[Figure contents as structured data]
+ + + + +
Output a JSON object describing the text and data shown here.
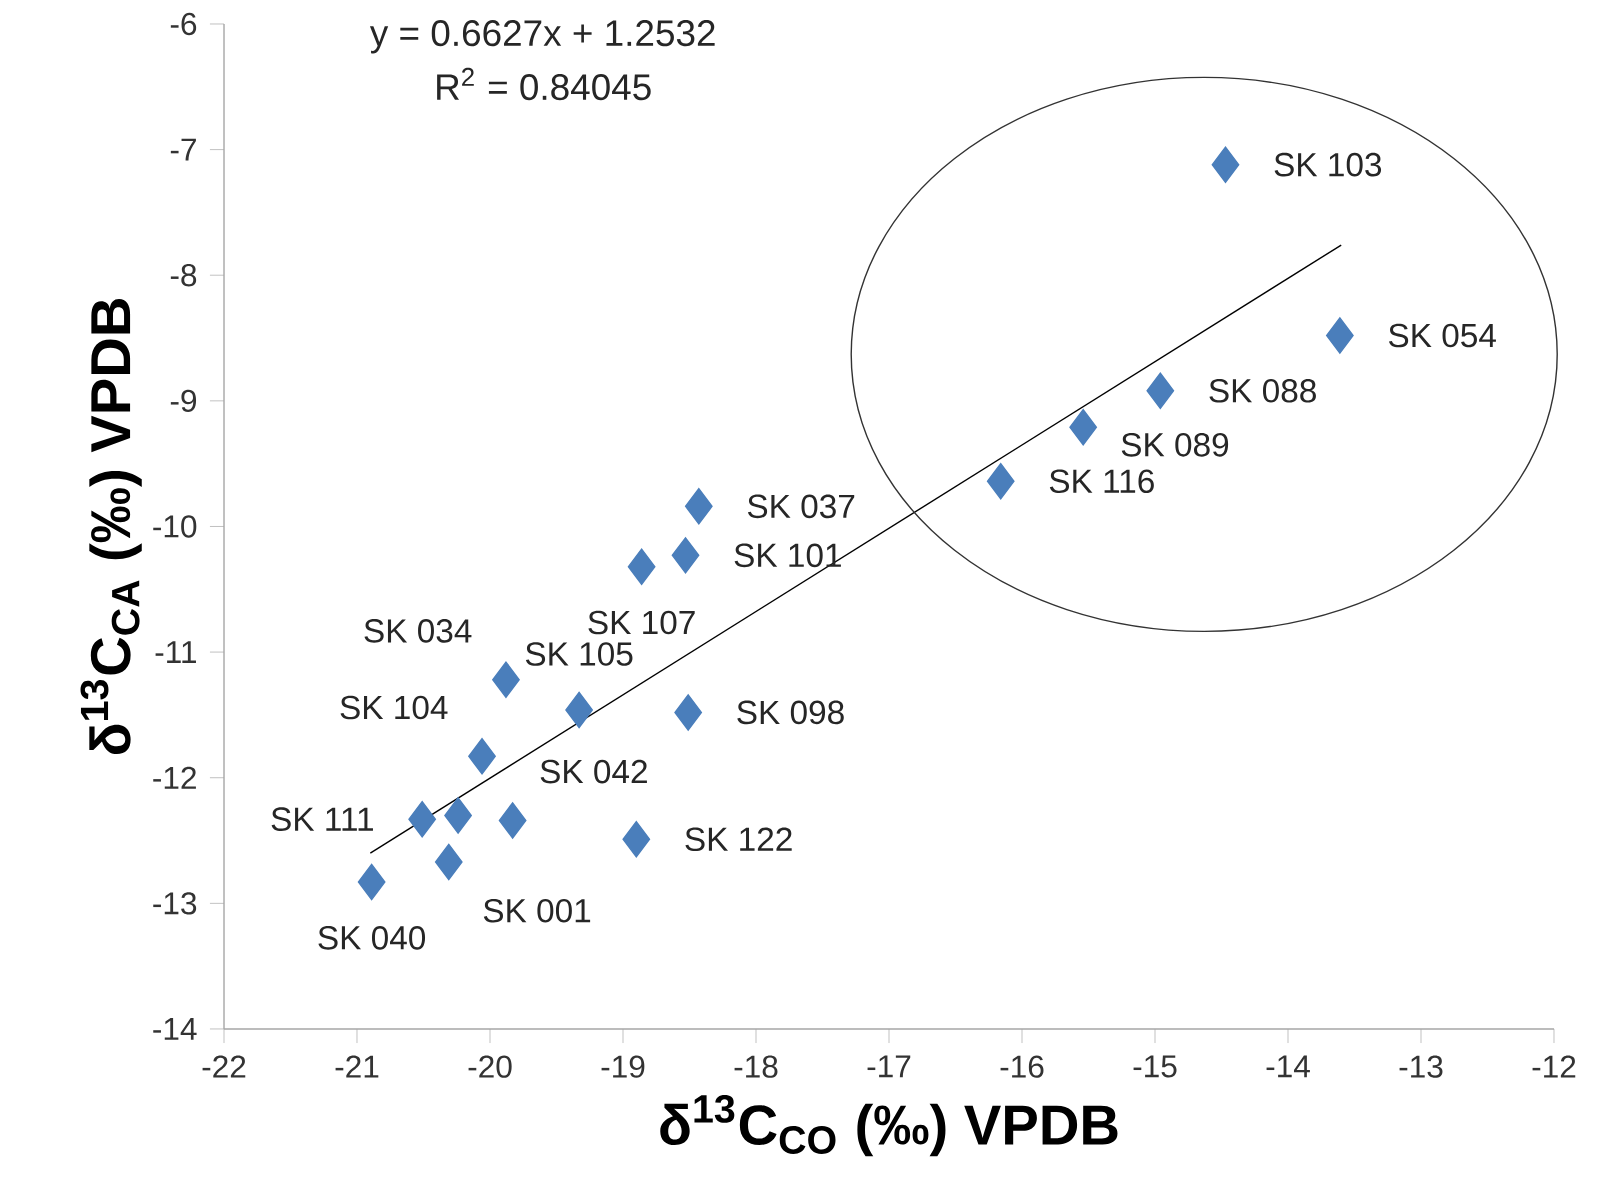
{
  "chart_data": {
    "type": "scatter",
    "xlabel": "δ$^{13}$C$_{CO}$ (‰) VPDB",
    "ylabel": "δ$^{13}$C$_{CA}$ (‰) VPDB",
    "xlim": [
      -22,
      -12
    ],
    "ylim": [
      -14,
      -6
    ],
    "xticks": [
      -22,
      -21,
      -20,
      -19,
      -18,
      -17,
      -16,
      -15,
      -14,
      -13,
      -12
    ],
    "yticks": [
      -14,
      -13,
      -12,
      -11,
      -10,
      -9,
      -8,
      -7,
      -6
    ],
    "grid": false,
    "marker": "diamond",
    "series": [
      {
        "color": "#4a7ebb",
        "x": [
          -14.47,
          -13.61,
          -14.96,
          -15.54,
          -16.16,
          -18.43,
          -18.53,
          -18.86,
          -19.88,
          -19.33,
          -18.51,
          -20.06,
          -19.83,
          -20.51,
          -18.9,
          -20.31,
          -20.89,
          -20.24
        ],
        "values": [
          -7.12,
          -8.48,
          -8.92,
          -9.21,
          -9.64,
          -9.84,
          -10.23,
          -10.32,
          -11.22,
          -11.46,
          -11.48,
          -11.83,
          -12.34,
          -12.33,
          -12.49,
          -12.67,
          -12.83,
          -12.3
        ]
      },
      {
        "type": "line",
        "color": "#000000",
        "marker": "none",
        "x": [
          -20.9,
          -13.6
        ],
        "values": [
          -12.6,
          -7.76
        ]
      }
    ],
    "annotations": [
      "y = 0.6627x + 1.2532",
      "R$^{2}$ = 0.84045",
      {
        "text": "SK 103",
        "x": -14.47,
        "y": -7.12
      },
      {
        "text": "SK 054",
        "x": -13.61,
        "y": -8.48
      },
      {
        "text": "SK 088",
        "x": -14.96,
        "y": -8.92
      },
      {
        "text": "SK 089",
        "x": -15.54,
        "y": -9.21
      },
      {
        "text": "SK 116",
        "x": -16.16,
        "y": -9.64
      },
      {
        "text": "SK 037",
        "x": -18.43,
        "y": -9.84
      },
      {
        "text": "SK 101",
        "x": -18.53,
        "y": -10.23
      },
      {
        "text": "SK 107",
        "x": -18.86,
        "y": -10.32
      },
      {
        "text": "SK 034",
        "x": -19.88,
        "y": -11.22
      },
      {
        "text": "SK 105",
        "x": -19.33,
        "y": -11.46
      },
      {
        "text": "SK 098",
        "x": -18.51,
        "y": -11.48
      },
      {
        "text": "SK 104",
        "x": -20.06,
        "y": -11.83
      },
      {
        "text": "SK 042",
        "x": -19.83,
        "y": -12.34
      },
      {
        "text": "SK 111",
        "x": -20.51,
        "y": -12.33
      },
      {
        "text": "SK 122",
        "x": -18.9,
        "y": -12.49
      },
      {
        "text": "SK 001",
        "x": -20.31,
        "y": -12.67
      },
      {
        "text": "SK 040",
        "x": -20.89,
        "y": -12.83
      }
    ]
  }
}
+ + + + +
Count the lines that hold the string "VPDB", and reply with that number alone.

2